-- START --
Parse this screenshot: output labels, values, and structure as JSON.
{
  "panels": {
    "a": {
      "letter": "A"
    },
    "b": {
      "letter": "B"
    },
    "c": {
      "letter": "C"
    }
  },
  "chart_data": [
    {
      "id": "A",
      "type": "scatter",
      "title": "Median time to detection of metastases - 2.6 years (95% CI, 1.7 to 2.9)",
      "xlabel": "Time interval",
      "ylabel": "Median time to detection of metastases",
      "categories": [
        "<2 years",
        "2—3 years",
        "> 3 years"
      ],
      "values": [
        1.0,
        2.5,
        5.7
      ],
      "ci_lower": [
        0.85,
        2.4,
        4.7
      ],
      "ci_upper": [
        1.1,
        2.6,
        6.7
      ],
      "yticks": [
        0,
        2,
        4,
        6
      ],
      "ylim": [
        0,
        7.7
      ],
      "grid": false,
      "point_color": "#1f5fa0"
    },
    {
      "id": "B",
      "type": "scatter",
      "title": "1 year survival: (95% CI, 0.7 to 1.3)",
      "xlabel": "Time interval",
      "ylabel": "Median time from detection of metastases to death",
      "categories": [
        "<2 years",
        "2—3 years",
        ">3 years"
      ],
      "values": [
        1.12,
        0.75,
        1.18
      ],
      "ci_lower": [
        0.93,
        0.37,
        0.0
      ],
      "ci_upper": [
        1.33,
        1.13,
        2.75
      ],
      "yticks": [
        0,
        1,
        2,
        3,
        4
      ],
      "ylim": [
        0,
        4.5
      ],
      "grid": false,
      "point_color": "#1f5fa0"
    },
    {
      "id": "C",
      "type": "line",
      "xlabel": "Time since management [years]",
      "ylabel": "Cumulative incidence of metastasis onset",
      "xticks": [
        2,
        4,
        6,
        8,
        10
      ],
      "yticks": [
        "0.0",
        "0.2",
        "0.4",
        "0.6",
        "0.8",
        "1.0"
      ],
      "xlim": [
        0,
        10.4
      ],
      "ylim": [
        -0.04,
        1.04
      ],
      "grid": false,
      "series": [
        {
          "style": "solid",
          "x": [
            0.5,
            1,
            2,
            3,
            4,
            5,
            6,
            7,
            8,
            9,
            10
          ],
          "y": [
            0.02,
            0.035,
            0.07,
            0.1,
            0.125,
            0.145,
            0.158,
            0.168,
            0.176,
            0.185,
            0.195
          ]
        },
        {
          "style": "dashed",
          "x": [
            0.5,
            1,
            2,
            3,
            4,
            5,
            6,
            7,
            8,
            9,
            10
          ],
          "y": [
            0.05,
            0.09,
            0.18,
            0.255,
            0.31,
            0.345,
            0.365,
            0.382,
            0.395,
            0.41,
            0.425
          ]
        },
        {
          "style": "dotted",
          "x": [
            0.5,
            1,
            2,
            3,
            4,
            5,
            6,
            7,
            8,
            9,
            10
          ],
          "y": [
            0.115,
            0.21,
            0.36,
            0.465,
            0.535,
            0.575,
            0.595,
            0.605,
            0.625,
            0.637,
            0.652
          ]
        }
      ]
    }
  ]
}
-- END --
**WHAT YOU WILL DO:** Set down all of the data above, word for word.

**EXERCISE RESPONSE:**
Parse this screenshot: output labels, values, and structure as JSON.
{
  "panels": {
    "a": {
      "letter": "A"
    },
    "b": {
      "letter": "B"
    },
    "c": {
      "letter": "C"
    }
  },
  "chart_data": [
    {
      "id": "A",
      "type": "scatter",
      "title": "Median time to detection of metastases - 2.6 years (95% CI, 1.7 to 2.9)",
      "xlabel": "Time interval",
      "ylabel": "Median time to detection of metastases",
      "categories": [
        "<2 years",
        "2—3 years",
        "> 3 years"
      ],
      "values": [
        1.0,
        2.5,
        5.7
      ],
      "ci_lower": [
        0.85,
        2.4,
        4.7
      ],
      "ci_upper": [
        1.1,
        2.6,
        6.7
      ],
      "yticks": [
        0,
        2,
        4,
        6
      ],
      "ylim": [
        0,
        7.7
      ],
      "grid": false,
      "point_color": "#1f5fa0"
    },
    {
      "id": "B",
      "type": "scatter",
      "title": "1 year survival: (95% CI, 0.7 to 1.3)",
      "xlabel": "Time interval",
      "ylabel": "Median time from detection of metastases to death",
      "categories": [
        "<2 years",
        "2—3 years",
        ">3 years"
      ],
      "values": [
        1.12,
        0.75,
        1.18
      ],
      "ci_lower": [
        0.93,
        0.37,
        0.0
      ],
      "ci_upper": [
        1.33,
        1.13,
        2.75
      ],
      "yticks": [
        0,
        1,
        2,
        3,
        4
      ],
      "ylim": [
        0,
        4.5
      ],
      "grid": false,
      "point_color": "#1f5fa0"
    },
    {
      "id": "C",
      "type": "line",
      "xlabel": "Time since management [years]",
      "ylabel": "Cumulative incidence of metastasis onset",
      "xticks": [
        2,
        4,
        6,
        8,
        10
      ],
      "yticks": [
        "0.0",
        "0.2",
        "0.4",
        "0.6",
        "0.8",
        "1.0"
      ],
      "xlim": [
        0,
        10.4
      ],
      "ylim": [
        -0.04,
        1.04
      ],
      "grid": false,
      "series": [
        {
          "style": "solid",
          "x": [
            0.5,
            1,
            2,
            3,
            4,
            5,
            6,
            7,
            8,
            9,
            10
          ],
          "y": [
            0.02,
            0.035,
            0.07,
            0.1,
            0.125,
            0.145,
            0.158,
            0.168,
            0.176,
            0.185,
            0.195
          ]
        },
        {
          "style": "dashed",
          "x": [
            0.5,
            1,
            2,
            3,
            4,
            5,
            6,
            7,
            8,
            9,
            10
          ],
          "y": [
            0.05,
            0.09,
            0.18,
            0.255,
            0.31,
            0.345,
            0.365,
            0.382,
            0.395,
            0.41,
            0.425
          ]
        },
        {
          "style": "dotted",
          "x": [
            0.5,
            1,
            2,
            3,
            4,
            5,
            6,
            7,
            8,
            9,
            10
          ],
          "y": [
            0.115,
            0.21,
            0.36,
            0.465,
            0.535,
            0.575,
            0.595,
            0.605,
            0.625,
            0.637,
            0.652
          ]
        }
      ]
    }
  ]
}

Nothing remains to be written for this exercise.